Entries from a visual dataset
%%
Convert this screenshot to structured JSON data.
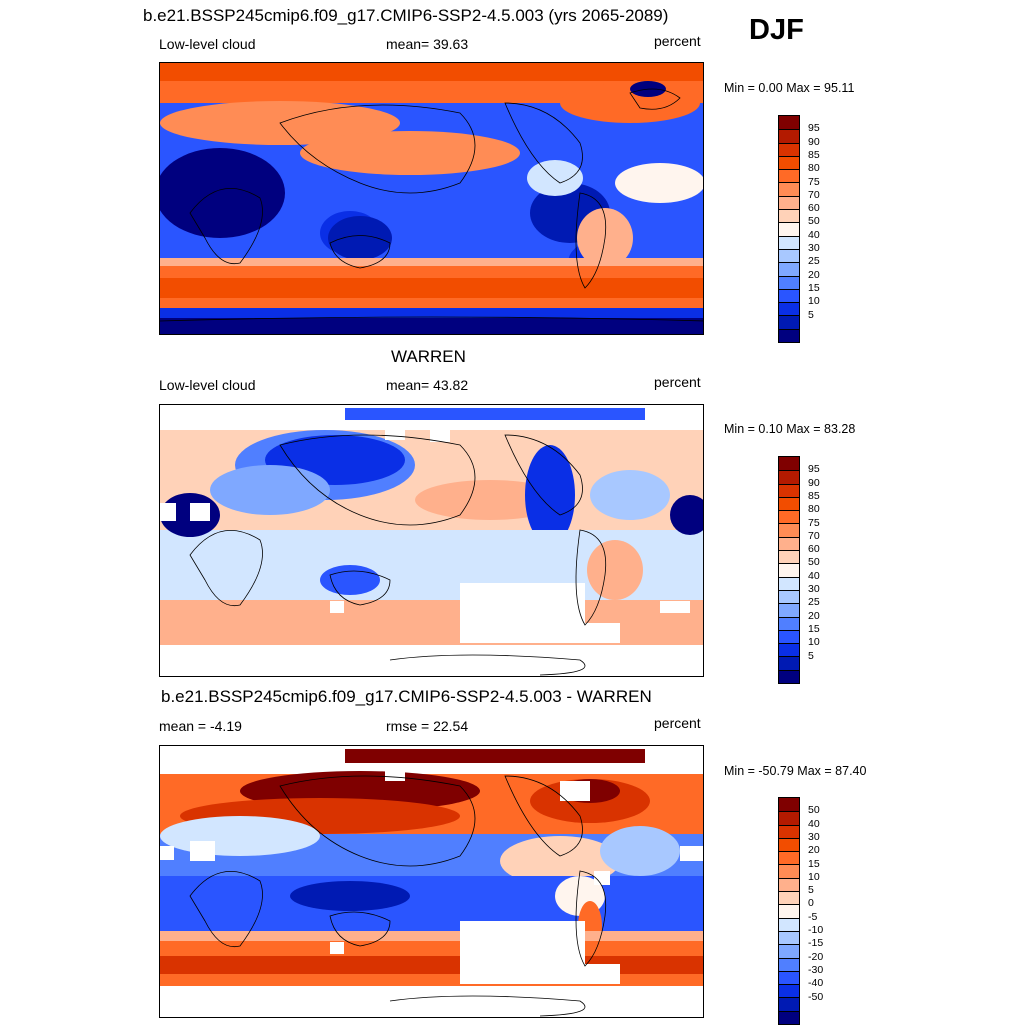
{
  "season": "DJF",
  "panels": [
    {
      "title": "b.e21.BSSP245cmip6.f09_g17.CMIP6-SSP2-4.5.003 (yrs 2065-2089)",
      "left_label": "Low-level cloud",
      "center_label": "mean=  39.63",
      "right_label": "percent",
      "minmax": "Min =   0.00 Max =  95.11",
      "kind": "model"
    },
    {
      "title": "WARREN",
      "left_label": "Low-level cloud",
      "center_label": "mean=  43.82",
      "right_label": "percent",
      "minmax": "Min =   0.10 Max =  83.28",
      "kind": "obs"
    },
    {
      "title": "b.e21.BSSP245cmip6.f09_g17.CMIP6-SSP2-4.5.003 - WARREN",
      "left_label": "mean =  -4.19",
      "center_label": "rmse =  22.54",
      "right_label": "percent",
      "minmax": "Min = -50.79 Max =  87.40",
      "kind": "diff"
    }
  ],
  "colorbars": {
    "field": {
      "labels": [
        "95",
        "90",
        "85",
        "80",
        "75",
        "70",
        "60",
        "50",
        "40",
        "30",
        "25",
        "20",
        "15",
        "10",
        "5"
      ],
      "colors": [
        "#7f0000",
        "#b31a00",
        "#d93300",
        "#f24d00",
        "#ff6a26",
        "#ff8c55",
        "#ffb08c",
        "#ffd2b8",
        "#fff5ee",
        "#d2e6ff",
        "#a8c8ff",
        "#7fa8ff",
        "#507fff",
        "#2a55ff",
        "#0a2fe6",
        "#001ab3",
        "#00007f"
      ]
    },
    "diff": {
      "labels": [
        "50",
        "40",
        "30",
        "20",
        "15",
        "10",
        "5",
        "0",
        "-5",
        "-10",
        "-15",
        "-20",
        "-30",
        "-40",
        "-50"
      ],
      "colors": [
        "#7f0000",
        "#b31a00",
        "#d93300",
        "#f24d00",
        "#ff6a26",
        "#ff8c55",
        "#ffb08c",
        "#ffd2b8",
        "#fff5ee",
        "#d2e6ff",
        "#a8c8ff",
        "#7fa8ff",
        "#507fff",
        "#2a55ff",
        "#0a2fe6",
        "#001ab3",
        "#00007f"
      ]
    }
  },
  "chart_data": [
    {
      "type": "heatmap",
      "title": "b.e21.BSSP245cmip6.f09_g17.CMIP6-SSP2-4.5.003 (yrs 2065-2089)",
      "variable": "Low-level cloud",
      "units": "percent",
      "mean": 39.63,
      "min": 0.0,
      "max": 95.11,
      "levels": [
        5,
        10,
        15,
        20,
        25,
        30,
        40,
        50,
        60,
        70,
        75,
        80,
        85,
        90,
        95
      ]
    },
    {
      "type": "heatmap",
      "title": "WARREN",
      "variable": "Low-level cloud",
      "units": "percent",
      "mean": 43.82,
      "min": 0.1,
      "max": 83.28,
      "levels": [
        5,
        10,
        15,
        20,
        25,
        30,
        40,
        50,
        60,
        70,
        75,
        80,
        85,
        90,
        95
      ]
    },
    {
      "type": "heatmap",
      "title": "b.e21.BSSP245cmip6.f09_g17.CMIP6-SSP2-4.5.003 - WARREN",
      "units": "percent",
      "mean": -4.19,
      "rmse": 22.54,
      "min": -50.79,
      "max": 87.4,
      "levels": [
        -50,
        -40,
        -30,
        -20,
        -15,
        -10,
        -5,
        0,
        5,
        10,
        15,
        20,
        30,
        40,
        50
      ]
    }
  ]
}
%%
- _Task statement_:
Reproduce the entries exactly. Do not carry over any picture.

- _The output_:
Convert this screenshot to structured JSON data.
{
  "season": "DJF",
  "panels": [
    {
      "title": "b.e21.BSSP245cmip6.f09_g17.CMIP6-SSP2-4.5.003 (yrs 2065-2089)",
      "left_label": "Low-level cloud",
      "center_label": "mean=  39.63",
      "right_label": "percent",
      "minmax": "Min =   0.00 Max =  95.11",
      "kind": "model"
    },
    {
      "title": "WARREN",
      "left_label": "Low-level cloud",
      "center_label": "mean=  43.82",
      "right_label": "percent",
      "minmax": "Min =   0.10 Max =  83.28",
      "kind": "obs"
    },
    {
      "title": "b.e21.BSSP245cmip6.f09_g17.CMIP6-SSP2-4.5.003 - WARREN",
      "left_label": "mean =  -4.19",
      "center_label": "rmse =  22.54",
      "right_label": "percent",
      "minmax": "Min = -50.79 Max =  87.40",
      "kind": "diff"
    }
  ],
  "colorbars": {
    "field": {
      "labels": [
        "95",
        "90",
        "85",
        "80",
        "75",
        "70",
        "60",
        "50",
        "40",
        "30",
        "25",
        "20",
        "15",
        "10",
        "5"
      ],
      "colors": [
        "#7f0000",
        "#b31a00",
        "#d93300",
        "#f24d00",
        "#ff6a26",
        "#ff8c55",
        "#ffb08c",
        "#ffd2b8",
        "#fff5ee",
        "#d2e6ff",
        "#a8c8ff",
        "#7fa8ff",
        "#507fff",
        "#2a55ff",
        "#0a2fe6",
        "#001ab3",
        "#00007f"
      ]
    },
    "diff": {
      "labels": [
        "50",
        "40",
        "30",
        "20",
        "15",
        "10",
        "5",
        "0",
        "-5",
        "-10",
        "-15",
        "-20",
        "-30",
        "-40",
        "-50"
      ],
      "colors": [
        "#7f0000",
        "#b31a00",
        "#d93300",
        "#f24d00",
        "#ff6a26",
        "#ff8c55",
        "#ffb08c",
        "#ffd2b8",
        "#fff5ee",
        "#d2e6ff",
        "#a8c8ff",
        "#7fa8ff",
        "#507fff",
        "#2a55ff",
        "#0a2fe6",
        "#001ab3",
        "#00007f"
      ]
    }
  },
  "chart_data": [
    {
      "type": "heatmap",
      "title": "b.e21.BSSP245cmip6.f09_g17.CMIP6-SSP2-4.5.003 (yrs 2065-2089)",
      "variable": "Low-level cloud",
      "units": "percent",
      "mean": 39.63,
      "min": 0.0,
      "max": 95.11,
      "levels": [
        5,
        10,
        15,
        20,
        25,
        30,
        40,
        50,
        60,
        70,
        75,
        80,
        85,
        90,
        95
      ]
    },
    {
      "type": "heatmap",
      "title": "WARREN",
      "variable": "Low-level cloud",
      "units": "percent",
      "mean": 43.82,
      "min": 0.1,
      "max": 83.28,
      "levels": [
        5,
        10,
        15,
        20,
        25,
        30,
        40,
        50,
        60,
        70,
        75,
        80,
        85,
        90,
        95
      ]
    },
    {
      "type": "heatmap",
      "title": "b.e21.BSSP245cmip6.f09_g17.CMIP6-SSP2-4.5.003 - WARREN",
      "units": "percent",
      "mean": -4.19,
      "rmse": 22.54,
      "min": -50.79,
      "max": 87.4,
      "levels": [
        -50,
        -40,
        -30,
        -20,
        -15,
        -10,
        -5,
        0,
        5,
        10,
        15,
        20,
        30,
        40,
        50
      ]
    }
  ]
}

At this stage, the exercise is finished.